**Task statement**
Extract every line that contains the word "color".
------ Given records ------
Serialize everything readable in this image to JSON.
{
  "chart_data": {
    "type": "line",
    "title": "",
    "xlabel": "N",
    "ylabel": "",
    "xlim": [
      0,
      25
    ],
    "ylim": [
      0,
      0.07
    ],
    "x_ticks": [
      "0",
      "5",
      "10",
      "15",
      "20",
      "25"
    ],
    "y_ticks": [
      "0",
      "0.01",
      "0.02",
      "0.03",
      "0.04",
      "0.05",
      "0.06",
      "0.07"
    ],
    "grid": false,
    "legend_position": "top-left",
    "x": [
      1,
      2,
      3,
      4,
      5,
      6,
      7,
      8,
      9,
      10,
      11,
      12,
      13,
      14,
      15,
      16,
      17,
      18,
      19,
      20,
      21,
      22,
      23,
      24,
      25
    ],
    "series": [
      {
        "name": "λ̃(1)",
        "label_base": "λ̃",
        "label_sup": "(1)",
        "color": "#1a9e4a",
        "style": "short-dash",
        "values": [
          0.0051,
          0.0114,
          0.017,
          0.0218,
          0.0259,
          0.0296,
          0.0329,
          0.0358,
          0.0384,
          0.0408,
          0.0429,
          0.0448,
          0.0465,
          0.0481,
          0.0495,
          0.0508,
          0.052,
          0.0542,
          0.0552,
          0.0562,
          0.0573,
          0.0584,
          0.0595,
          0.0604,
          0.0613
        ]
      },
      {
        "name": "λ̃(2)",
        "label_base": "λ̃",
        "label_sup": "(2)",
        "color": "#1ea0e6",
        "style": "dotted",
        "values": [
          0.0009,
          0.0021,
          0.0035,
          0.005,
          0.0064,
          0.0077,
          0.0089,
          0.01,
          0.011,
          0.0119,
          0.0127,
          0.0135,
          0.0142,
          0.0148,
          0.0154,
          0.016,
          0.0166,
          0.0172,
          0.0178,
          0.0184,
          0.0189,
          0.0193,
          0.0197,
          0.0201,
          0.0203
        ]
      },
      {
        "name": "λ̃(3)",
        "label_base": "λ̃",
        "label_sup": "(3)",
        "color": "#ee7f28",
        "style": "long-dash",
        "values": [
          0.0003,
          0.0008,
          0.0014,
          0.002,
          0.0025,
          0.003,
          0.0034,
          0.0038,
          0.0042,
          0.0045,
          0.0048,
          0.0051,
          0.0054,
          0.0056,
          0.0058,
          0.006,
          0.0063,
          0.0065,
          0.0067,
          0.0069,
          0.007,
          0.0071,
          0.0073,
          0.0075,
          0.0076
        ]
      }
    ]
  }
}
------
**Answer to the task**
        "color": "#1a9e4a",
        "color": "#1ea0e6",
        "color": "#ee7f28",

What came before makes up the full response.